> Goal of the exercise
Report, as a bare number, how many lines hold "Resume".

> Information shown

>> start

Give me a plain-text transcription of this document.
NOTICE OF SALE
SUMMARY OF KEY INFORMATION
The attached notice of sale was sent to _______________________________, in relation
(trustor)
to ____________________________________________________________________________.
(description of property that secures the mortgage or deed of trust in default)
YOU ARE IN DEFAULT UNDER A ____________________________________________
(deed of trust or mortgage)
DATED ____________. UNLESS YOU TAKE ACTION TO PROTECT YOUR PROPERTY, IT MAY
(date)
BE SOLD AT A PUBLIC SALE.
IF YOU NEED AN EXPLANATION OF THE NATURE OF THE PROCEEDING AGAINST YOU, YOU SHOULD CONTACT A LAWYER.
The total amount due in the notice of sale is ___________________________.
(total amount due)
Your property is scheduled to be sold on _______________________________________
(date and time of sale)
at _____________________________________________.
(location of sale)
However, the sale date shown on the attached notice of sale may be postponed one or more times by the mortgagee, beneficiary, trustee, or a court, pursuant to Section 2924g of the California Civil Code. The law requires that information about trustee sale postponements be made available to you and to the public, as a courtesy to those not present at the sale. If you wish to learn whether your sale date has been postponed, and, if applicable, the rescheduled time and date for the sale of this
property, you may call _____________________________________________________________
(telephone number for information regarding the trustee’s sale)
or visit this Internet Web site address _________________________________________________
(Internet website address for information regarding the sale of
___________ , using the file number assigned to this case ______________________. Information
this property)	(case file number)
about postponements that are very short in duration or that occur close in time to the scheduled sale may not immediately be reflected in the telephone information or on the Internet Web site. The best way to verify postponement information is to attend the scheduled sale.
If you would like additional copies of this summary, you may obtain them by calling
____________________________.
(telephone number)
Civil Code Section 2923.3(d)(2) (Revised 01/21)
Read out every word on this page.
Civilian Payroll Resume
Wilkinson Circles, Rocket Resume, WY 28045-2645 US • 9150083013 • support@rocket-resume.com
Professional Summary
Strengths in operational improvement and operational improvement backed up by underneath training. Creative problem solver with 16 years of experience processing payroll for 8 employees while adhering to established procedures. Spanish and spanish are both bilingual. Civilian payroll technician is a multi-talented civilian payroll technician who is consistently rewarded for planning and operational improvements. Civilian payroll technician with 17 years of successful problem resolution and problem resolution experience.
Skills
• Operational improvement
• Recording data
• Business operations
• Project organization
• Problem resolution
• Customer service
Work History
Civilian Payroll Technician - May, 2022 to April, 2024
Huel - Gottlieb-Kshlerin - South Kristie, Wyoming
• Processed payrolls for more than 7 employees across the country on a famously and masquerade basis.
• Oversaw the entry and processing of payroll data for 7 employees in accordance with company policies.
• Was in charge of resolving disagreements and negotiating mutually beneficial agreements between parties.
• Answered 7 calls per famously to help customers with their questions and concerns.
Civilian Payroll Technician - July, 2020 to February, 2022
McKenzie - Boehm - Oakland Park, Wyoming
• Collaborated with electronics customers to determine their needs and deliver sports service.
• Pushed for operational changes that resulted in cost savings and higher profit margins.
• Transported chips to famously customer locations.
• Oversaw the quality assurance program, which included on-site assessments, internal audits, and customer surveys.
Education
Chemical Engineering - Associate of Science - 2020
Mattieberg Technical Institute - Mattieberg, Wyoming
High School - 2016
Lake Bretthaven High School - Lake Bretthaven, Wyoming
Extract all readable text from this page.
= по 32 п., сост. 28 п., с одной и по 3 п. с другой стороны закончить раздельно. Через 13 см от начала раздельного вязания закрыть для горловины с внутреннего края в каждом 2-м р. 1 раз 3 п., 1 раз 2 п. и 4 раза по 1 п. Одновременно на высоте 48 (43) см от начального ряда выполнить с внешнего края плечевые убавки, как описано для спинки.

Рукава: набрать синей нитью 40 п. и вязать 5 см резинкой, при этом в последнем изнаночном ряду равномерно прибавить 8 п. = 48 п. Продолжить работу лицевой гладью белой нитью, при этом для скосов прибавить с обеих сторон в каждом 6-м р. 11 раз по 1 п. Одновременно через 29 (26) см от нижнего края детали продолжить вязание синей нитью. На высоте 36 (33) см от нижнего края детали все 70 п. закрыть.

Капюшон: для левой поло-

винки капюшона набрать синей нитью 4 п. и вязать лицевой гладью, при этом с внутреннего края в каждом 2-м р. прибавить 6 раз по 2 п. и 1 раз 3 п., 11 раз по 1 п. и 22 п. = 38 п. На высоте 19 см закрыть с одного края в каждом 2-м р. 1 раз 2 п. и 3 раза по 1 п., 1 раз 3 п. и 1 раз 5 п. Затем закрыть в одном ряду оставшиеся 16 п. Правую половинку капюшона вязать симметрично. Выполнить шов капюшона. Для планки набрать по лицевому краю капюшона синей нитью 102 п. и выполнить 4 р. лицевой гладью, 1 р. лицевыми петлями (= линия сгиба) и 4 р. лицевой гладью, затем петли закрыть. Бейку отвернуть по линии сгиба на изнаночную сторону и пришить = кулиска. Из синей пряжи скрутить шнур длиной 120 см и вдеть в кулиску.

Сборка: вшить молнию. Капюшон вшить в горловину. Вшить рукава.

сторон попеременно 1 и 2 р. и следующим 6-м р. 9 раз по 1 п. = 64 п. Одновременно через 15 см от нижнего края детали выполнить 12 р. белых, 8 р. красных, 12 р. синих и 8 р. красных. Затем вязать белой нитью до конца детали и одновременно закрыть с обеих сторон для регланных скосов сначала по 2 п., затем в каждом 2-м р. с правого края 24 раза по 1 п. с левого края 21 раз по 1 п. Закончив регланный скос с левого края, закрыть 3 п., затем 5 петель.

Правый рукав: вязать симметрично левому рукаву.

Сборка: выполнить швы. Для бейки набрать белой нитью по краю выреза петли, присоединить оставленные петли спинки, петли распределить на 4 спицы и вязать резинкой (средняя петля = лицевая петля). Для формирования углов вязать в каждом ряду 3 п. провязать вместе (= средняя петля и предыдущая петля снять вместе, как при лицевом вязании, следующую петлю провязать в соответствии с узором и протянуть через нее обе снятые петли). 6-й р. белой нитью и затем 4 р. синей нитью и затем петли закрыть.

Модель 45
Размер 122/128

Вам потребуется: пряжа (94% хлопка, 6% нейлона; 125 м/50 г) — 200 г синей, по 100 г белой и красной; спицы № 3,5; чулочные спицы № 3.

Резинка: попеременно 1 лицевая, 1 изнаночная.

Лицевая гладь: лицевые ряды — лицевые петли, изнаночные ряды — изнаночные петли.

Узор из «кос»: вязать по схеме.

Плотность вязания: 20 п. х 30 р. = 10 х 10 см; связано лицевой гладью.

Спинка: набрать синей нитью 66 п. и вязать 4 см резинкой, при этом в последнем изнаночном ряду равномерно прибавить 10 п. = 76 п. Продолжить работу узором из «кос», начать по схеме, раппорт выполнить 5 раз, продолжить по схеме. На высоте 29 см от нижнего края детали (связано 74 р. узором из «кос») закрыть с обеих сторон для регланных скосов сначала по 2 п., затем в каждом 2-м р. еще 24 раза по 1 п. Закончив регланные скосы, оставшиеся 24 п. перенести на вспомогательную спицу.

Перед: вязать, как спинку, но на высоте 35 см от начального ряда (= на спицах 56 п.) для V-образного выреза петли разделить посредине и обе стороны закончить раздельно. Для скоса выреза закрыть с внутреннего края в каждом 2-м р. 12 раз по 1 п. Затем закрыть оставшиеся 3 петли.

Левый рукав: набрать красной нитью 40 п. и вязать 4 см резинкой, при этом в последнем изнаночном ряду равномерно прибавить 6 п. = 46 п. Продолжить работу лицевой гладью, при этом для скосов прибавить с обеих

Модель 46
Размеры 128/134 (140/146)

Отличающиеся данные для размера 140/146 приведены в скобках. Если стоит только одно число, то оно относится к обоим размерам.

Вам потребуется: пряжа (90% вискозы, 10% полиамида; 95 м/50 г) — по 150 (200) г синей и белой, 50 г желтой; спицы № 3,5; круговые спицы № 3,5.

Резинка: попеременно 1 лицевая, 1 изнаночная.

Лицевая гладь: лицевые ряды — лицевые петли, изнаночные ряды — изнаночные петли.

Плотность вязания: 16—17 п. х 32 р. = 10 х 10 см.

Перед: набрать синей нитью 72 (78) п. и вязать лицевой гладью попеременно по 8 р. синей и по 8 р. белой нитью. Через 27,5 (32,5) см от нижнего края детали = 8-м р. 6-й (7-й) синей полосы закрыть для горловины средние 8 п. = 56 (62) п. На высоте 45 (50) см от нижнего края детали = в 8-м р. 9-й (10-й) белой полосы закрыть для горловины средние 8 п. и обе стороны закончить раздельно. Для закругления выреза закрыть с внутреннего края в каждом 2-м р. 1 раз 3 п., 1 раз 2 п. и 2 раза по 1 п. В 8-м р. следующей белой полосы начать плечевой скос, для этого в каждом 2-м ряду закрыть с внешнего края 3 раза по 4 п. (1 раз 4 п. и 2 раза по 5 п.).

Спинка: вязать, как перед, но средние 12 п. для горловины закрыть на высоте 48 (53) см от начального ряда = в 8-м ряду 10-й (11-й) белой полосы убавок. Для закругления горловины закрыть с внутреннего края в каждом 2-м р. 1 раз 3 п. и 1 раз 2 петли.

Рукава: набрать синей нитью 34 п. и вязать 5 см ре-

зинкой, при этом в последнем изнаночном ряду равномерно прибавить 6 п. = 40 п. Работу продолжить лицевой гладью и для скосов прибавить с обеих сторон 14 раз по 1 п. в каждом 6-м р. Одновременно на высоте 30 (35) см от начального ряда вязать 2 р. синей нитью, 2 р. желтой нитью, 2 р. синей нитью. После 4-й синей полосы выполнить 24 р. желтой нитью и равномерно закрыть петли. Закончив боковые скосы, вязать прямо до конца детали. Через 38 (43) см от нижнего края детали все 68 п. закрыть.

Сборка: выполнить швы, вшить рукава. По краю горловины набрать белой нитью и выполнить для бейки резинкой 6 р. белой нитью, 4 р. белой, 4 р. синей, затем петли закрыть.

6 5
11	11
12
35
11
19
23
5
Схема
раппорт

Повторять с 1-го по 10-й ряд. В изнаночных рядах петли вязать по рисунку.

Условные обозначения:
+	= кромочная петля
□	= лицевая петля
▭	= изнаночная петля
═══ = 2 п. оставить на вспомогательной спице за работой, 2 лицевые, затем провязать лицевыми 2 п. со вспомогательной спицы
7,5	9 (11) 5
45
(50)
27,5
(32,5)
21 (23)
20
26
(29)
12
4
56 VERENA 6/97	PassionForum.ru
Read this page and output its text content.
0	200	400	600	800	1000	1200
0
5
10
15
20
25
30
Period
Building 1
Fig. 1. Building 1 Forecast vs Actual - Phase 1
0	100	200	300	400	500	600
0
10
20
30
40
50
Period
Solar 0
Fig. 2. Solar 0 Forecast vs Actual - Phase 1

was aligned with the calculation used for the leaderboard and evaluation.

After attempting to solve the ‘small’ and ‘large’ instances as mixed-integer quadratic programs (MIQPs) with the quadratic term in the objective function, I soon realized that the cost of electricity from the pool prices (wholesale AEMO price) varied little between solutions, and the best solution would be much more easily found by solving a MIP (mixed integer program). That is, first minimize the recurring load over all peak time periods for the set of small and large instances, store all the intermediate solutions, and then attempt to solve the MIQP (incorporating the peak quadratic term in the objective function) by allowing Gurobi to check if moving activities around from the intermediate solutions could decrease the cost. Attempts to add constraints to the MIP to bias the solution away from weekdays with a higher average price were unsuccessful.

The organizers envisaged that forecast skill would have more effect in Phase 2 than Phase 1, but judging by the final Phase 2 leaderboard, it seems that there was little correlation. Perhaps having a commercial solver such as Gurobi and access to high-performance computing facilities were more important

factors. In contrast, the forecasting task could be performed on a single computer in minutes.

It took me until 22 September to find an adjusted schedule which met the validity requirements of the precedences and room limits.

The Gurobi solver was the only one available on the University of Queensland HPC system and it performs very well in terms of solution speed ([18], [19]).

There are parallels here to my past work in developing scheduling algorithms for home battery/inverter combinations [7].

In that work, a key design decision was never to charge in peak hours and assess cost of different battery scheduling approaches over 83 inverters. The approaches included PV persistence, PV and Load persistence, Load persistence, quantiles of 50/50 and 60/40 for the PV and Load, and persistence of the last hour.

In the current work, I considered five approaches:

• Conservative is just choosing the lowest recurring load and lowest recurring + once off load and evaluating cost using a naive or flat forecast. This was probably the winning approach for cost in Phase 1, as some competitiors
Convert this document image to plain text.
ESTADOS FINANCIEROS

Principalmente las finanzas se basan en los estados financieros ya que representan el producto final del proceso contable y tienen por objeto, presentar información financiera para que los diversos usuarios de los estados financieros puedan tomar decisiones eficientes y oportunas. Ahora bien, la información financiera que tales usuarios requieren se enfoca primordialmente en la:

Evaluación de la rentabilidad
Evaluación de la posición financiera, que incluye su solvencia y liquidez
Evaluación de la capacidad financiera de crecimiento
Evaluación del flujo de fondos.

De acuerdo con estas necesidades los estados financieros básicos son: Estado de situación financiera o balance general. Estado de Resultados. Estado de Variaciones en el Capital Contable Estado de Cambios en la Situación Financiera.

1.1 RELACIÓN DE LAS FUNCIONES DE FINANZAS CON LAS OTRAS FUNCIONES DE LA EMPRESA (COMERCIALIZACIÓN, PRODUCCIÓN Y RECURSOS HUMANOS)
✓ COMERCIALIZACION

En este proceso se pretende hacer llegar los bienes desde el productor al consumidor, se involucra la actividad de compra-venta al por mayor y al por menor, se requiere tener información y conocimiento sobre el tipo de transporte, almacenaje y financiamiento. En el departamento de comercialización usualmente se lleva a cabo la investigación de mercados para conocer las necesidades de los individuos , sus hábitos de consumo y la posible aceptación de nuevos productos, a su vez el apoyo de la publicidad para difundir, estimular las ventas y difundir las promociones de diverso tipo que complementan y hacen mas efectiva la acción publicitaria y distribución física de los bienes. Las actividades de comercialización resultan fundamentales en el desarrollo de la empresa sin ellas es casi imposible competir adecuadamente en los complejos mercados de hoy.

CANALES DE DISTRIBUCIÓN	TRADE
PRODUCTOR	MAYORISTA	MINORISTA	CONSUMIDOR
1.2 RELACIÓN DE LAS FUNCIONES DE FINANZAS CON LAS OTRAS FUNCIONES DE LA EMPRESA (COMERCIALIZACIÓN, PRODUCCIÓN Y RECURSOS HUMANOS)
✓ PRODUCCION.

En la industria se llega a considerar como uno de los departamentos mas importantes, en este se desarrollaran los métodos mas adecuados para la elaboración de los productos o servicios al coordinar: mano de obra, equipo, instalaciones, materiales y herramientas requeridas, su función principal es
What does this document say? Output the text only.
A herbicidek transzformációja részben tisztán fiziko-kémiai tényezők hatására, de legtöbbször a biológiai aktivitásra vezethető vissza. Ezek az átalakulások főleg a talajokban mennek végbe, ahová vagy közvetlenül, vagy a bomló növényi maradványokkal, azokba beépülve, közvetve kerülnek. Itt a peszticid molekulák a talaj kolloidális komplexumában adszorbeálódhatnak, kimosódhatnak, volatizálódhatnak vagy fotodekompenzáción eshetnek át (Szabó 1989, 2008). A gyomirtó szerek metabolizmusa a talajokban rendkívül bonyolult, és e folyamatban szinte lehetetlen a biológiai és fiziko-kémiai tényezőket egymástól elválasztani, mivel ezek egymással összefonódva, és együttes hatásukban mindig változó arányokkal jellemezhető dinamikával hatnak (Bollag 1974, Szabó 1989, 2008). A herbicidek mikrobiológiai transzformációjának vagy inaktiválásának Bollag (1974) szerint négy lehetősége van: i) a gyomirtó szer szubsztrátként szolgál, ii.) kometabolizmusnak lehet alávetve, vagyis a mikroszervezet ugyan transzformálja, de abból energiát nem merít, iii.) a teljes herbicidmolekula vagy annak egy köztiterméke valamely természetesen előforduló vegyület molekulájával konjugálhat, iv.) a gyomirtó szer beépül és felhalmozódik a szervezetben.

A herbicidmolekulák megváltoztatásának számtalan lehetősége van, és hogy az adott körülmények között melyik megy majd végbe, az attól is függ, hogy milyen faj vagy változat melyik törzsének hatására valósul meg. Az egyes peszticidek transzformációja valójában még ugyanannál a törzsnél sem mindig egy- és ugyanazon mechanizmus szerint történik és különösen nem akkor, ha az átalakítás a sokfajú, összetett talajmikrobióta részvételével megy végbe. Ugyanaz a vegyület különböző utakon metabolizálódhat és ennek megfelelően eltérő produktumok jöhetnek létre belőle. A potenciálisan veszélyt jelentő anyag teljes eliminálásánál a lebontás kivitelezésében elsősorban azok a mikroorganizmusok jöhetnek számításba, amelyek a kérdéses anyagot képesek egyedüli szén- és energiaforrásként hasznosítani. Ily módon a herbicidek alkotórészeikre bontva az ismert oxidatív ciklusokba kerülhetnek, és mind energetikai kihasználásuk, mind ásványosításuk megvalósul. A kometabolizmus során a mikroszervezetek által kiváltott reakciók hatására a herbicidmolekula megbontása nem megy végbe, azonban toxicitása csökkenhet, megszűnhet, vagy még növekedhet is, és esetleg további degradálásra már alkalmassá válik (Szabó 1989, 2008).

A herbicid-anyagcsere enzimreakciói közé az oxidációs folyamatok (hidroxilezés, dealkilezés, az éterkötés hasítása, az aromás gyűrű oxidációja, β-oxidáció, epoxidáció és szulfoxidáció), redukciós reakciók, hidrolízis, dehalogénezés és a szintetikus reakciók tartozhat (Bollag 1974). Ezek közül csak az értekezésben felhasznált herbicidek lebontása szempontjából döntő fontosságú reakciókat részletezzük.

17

>> end

> Response to the exercise
2